[Items from a figure collection]
┌────────

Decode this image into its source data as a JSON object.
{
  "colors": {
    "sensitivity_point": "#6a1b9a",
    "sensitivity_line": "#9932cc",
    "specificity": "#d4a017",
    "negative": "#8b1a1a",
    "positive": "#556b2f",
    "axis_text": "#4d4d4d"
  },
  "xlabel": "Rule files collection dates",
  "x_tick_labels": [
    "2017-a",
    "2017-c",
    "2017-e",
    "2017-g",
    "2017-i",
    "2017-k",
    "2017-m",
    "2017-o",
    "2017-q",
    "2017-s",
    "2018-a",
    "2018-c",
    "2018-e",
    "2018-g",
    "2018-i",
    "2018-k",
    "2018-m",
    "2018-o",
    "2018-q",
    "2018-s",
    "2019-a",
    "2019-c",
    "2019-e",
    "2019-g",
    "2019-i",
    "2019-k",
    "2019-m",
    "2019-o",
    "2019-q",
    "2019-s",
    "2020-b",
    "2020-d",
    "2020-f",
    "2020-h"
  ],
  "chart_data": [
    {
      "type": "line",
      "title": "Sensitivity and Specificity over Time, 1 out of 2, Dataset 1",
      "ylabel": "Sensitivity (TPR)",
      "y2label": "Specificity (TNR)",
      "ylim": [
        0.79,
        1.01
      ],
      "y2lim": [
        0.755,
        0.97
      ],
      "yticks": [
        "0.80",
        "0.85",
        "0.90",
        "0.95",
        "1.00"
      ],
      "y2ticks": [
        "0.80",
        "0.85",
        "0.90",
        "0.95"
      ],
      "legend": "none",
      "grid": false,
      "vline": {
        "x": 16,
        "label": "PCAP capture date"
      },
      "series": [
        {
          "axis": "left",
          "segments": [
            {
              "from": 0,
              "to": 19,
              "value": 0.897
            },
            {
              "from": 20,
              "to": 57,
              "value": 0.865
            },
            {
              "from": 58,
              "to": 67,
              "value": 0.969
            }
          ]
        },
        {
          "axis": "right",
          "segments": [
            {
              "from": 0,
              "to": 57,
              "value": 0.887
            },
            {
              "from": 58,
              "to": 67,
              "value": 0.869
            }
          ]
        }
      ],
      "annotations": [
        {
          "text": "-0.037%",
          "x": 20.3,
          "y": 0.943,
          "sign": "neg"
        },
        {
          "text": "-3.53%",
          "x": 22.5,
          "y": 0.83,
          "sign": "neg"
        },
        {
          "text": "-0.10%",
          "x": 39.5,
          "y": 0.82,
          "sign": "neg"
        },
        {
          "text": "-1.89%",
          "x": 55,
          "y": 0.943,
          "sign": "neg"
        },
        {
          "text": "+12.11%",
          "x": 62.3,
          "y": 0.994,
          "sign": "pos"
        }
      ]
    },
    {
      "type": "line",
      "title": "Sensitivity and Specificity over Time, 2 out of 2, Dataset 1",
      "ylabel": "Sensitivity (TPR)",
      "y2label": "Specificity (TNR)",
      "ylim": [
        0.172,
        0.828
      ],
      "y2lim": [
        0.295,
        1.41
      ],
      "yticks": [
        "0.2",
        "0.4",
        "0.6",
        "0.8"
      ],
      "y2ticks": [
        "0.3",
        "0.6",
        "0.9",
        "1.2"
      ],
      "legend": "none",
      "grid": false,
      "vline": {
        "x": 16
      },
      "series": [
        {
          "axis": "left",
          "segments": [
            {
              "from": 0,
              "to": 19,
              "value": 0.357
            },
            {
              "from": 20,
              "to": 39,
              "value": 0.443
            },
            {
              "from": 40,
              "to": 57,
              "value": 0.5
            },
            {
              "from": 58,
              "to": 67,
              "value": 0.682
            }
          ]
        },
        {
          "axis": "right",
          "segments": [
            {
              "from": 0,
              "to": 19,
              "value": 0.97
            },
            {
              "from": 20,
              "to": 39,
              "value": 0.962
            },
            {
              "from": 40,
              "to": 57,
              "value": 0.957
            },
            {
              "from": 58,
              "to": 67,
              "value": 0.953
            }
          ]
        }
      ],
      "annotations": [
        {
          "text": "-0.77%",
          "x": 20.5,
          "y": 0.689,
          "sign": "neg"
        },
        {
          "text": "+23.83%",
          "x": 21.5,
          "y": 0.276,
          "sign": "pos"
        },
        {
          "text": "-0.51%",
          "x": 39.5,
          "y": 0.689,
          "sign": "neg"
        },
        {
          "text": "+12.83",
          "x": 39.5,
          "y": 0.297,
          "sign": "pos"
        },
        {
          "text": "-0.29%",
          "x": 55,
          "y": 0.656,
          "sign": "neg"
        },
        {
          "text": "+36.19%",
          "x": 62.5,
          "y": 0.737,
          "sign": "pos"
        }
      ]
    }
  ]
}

└────────

**Exercise prompt:**
Transcribe every entry verbatim.

**Solved problem:**
Decode this image into its source data as a JSON object.
{
  "colors": {
    "sensitivity_point": "#6a1b9a",
    "sensitivity_line": "#9932cc",
    "specificity": "#d4a017",
    "negative": "#8b1a1a",
    "positive": "#556b2f",
    "axis_text": "#4d4d4d"
  },
  "xlabel": "Rule files collection dates",
  "x_tick_labels": [
    "2017-a",
    "2017-c",
    "2017-e",
    "2017-g",
    "2017-i",
    "2017-k",
    "2017-m",
    "2017-o",
    "2017-q",
    "2017-s",
    "2018-a",
    "2018-c",
    "2018-e",
    "2018-g",
    "2018-i",
    "2018-k",
    "2018-m",
    "2018-o",
    "2018-q",
    "2018-s",
    "2019-a",
    "2019-c",
    "2019-e",
    "2019-g",
    "2019-i",
    "2019-k",
    "2019-m",
    "2019-o",
    "2019-q",
    "2019-s",
    "2020-b",
    "2020-d",
    "2020-f",
    "2020-h"
  ],
  "chart_data": [
    {
      "type": "line",
      "title": "Sensitivity and Specificity over Time, 1 out of 2, Dataset 1",
      "ylabel": "Sensitivity (TPR)",
      "y2label": "Specificity (TNR)",
      "ylim": [
        0.79,
        1.01
      ],
      "y2lim": [
        0.755,
        0.97
      ],
      "yticks": [
        "0.80",
        "0.85",
        "0.90",
        "0.95",
        "1.00"
      ],
      "y2ticks": [
        "0.80",
        "0.85",
        "0.90",
        "0.95"
      ],
      "legend": "none",
      "grid": false,
      "vline": {
        "x": 16,
        "label": "PCAP capture date"
      },
      "series": [
        {
          "axis": "left",
          "segments": [
            {
              "from": 0,
              "to": 19,
              "value": 0.897
            },
            {
              "from": 20,
              "to": 57,
              "value": 0.865
            },
            {
              "from": 58,
              "to": 67,
              "value": 0.969
            }
          ]
        },
        {
          "axis": "right",
          "segments": [
            {
              "from": 0,
              "to": 57,
              "value": 0.887
            },
            {
              "from": 58,
              "to": 67,
              "value": 0.869
            }
          ]
        }
      ],
      "annotations": [
        {
          "text": "-0.037%",
          "x": 20.3,
          "y": 0.943,
          "sign": "neg"
        },
        {
          "text": "-3.53%",
          "x": 22.5,
          "y": 0.83,
          "sign": "neg"
        },
        {
          "text": "-0.10%",
          "x": 39.5,
          "y": 0.82,
          "sign": "neg"
        },
        {
          "text": "-1.89%",
          "x": 55,
          "y": 0.943,
          "sign": "neg"
        },
        {
          "text": "+12.11%",
          "x": 62.3,
          "y": 0.994,
          "sign": "pos"
        }
      ]
    },
    {
      "type": "line",
      "title": "Sensitivity and Specificity over Time, 2 out of 2, Dataset 1",
      "ylabel": "Sensitivity (TPR)",
      "y2label": "Specificity (TNR)",
      "ylim": [
        0.172,
        0.828
      ],
      "y2lim": [
        0.295,
        1.41
      ],
      "yticks": [
        "0.2",
        "0.4",
        "0.6",
        "0.8"
      ],
      "y2ticks": [
        "0.3",
        "0.6",
        "0.9",
        "1.2"
      ],
      "legend": "none",
      "grid": false,
      "vline": {
        "x": 16
      },
      "series": [
        {
          "axis": "left",
          "segments": [
            {
              "from": 0,
              "to": 19,
              "value": 0.357
            },
            {
              "from": 20,
              "to": 39,
              "value": 0.443
            },
            {
              "from": 40,
              "to": 57,
              "value": 0.5
            },
            {
              "from": 58,
              "to": 67,
              "value": 0.682
            }
          ]
        },
        {
          "axis": "right",
          "segments": [
            {
              "from": 0,
              "to": 19,
              "value": 0.97
            },
            {
              "from": 20,
              "to": 39,
              "value": 0.962
            },
            {
              "from": 40,
              "to": 57,
              "value": 0.957
            },
            {
              "from": 58,
              "to": 67,
              "value": 0.953
            }
          ]
        }
      ],
      "annotations": [
        {
          "text": "-0.77%",
          "x": 20.5,
          "y": 0.689,
          "sign": "neg"
        },
        {
          "text": "+23.83%",
          "x": 21.5,
          "y": 0.276,
          "sign": "pos"
        },
        {
          "text": "-0.51%",
          "x": 39.5,
          "y": 0.689,
          "sign": "neg"
        },
        {
          "text": "+12.83",
          "x": 39.5,
          "y": 0.297,
          "sign": "pos"
        },
        {
          "text": "-0.29%",
          "x": 55,
          "y": 0.656,
          "sign": "neg"
        },
        {
          "text": "+36.19%",
          "x": 62.5,
          "y": 0.737,
          "sign": "pos"
        }
      ]
    }
  ]
}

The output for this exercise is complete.